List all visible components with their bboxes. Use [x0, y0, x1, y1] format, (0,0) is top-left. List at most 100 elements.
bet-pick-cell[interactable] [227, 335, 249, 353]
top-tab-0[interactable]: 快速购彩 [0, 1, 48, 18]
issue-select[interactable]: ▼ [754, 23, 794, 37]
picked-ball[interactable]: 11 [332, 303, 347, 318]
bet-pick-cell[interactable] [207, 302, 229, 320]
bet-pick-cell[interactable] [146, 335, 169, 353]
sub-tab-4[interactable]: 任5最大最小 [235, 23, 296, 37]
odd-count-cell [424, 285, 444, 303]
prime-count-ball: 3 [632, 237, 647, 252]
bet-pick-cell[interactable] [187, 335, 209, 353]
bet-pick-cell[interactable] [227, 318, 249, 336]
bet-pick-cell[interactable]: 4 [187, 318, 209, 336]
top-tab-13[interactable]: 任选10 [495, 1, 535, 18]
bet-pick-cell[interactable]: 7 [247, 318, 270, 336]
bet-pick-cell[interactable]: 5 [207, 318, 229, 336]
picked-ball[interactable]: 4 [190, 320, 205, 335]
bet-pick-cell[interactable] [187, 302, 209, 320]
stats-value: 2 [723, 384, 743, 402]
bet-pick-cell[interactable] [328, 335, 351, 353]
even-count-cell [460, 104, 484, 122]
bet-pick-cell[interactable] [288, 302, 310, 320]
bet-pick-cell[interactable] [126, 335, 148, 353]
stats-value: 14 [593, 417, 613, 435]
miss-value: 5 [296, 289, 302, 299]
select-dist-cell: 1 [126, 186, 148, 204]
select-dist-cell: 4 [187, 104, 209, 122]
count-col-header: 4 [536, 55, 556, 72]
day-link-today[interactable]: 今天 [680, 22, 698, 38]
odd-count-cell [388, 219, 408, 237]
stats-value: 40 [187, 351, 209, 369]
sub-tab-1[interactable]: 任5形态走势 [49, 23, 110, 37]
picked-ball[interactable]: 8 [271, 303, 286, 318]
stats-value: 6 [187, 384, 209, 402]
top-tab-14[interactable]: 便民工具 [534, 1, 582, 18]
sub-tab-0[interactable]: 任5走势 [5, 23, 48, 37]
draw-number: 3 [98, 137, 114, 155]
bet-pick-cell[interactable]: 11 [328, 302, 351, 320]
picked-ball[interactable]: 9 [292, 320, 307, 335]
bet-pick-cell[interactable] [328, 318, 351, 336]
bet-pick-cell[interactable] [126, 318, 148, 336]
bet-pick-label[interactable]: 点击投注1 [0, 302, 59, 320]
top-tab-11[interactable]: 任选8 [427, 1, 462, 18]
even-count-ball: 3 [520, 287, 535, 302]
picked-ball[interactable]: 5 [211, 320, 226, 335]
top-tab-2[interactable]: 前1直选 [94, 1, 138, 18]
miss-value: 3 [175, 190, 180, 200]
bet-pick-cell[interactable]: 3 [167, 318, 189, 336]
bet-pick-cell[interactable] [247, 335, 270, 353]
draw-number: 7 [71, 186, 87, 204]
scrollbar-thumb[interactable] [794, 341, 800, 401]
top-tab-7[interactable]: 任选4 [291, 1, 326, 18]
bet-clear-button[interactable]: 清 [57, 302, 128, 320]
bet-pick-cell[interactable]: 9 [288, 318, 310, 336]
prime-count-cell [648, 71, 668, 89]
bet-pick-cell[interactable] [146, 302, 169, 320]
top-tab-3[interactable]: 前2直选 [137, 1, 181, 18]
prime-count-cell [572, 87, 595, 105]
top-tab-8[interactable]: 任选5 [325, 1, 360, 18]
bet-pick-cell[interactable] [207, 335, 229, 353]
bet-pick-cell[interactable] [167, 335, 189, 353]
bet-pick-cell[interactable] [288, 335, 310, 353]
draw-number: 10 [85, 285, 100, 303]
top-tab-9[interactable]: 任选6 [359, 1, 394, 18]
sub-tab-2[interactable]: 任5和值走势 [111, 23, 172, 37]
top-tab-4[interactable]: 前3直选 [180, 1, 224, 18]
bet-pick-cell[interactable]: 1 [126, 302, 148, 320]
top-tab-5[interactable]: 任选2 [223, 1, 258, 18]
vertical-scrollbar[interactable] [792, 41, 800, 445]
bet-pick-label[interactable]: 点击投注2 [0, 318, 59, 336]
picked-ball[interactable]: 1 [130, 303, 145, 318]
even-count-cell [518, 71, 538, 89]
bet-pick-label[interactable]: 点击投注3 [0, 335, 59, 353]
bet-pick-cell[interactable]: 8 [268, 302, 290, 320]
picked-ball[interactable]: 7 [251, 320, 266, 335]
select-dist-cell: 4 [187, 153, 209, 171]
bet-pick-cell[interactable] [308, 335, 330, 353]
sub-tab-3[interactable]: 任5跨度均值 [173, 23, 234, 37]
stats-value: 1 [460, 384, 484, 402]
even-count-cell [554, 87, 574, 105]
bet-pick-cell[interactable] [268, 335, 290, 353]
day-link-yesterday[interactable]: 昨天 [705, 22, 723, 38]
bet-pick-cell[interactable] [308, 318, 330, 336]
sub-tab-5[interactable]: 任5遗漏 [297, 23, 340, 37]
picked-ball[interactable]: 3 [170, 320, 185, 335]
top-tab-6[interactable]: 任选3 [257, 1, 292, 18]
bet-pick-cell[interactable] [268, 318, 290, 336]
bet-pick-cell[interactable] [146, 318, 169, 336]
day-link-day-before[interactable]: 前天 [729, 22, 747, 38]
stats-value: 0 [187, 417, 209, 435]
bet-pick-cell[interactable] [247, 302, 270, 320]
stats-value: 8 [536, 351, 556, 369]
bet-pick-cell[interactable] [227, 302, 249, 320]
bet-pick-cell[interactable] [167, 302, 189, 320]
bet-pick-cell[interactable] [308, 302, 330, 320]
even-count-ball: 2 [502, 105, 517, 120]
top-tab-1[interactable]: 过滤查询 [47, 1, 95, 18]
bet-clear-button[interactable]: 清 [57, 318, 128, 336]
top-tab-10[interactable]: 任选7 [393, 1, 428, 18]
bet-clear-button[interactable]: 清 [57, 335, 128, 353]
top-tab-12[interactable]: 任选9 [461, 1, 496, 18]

TO BE DONE: Please copy the items above word for word, starting at the first line and stopping after the line that contains "bet-pick-cell[interactable] [207, 302, 229, 320]".

SOLUTION TO THE PROBLEM:
List all visible components with their bboxes. Use [x0, y0, x1, y1] format, (0,0) is top-left. List at most 100 elements.
bet-pick-cell[interactable] [227, 335, 249, 353]
top-tab-0[interactable]: 快速购彩 [0, 1, 48, 18]
issue-select[interactable]: ▼ [754, 23, 794, 37]
picked-ball[interactable]: 11 [332, 303, 347, 318]
bet-pick-cell[interactable] [207, 302, 229, 320]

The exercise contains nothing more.